Problem to solve >>
Your task is to copy every line of the entries that contains "Market".

═════ Data in this exercise

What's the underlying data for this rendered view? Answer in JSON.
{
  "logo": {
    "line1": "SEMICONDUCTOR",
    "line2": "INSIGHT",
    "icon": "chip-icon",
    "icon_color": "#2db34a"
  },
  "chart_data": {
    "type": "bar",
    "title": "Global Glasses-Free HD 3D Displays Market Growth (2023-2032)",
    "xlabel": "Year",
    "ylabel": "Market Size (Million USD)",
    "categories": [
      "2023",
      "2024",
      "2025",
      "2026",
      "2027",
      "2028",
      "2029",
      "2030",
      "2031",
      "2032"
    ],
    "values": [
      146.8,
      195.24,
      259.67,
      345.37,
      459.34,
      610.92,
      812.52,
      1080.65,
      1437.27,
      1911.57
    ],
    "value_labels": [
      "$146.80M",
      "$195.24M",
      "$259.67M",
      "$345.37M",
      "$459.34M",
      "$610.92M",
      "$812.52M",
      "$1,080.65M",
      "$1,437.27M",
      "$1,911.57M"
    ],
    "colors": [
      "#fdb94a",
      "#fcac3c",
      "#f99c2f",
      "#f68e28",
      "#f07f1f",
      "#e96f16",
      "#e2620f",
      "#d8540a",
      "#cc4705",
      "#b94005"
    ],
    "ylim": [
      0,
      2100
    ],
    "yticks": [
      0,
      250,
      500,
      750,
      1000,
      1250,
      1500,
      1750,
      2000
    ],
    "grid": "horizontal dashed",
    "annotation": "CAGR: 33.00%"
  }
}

══════════

Response to this task >>
    "title": "Global Glasses-Free HD 3D Displays Market Growth (2023-2032)",
    "ylabel": "Market Size (Million USD)",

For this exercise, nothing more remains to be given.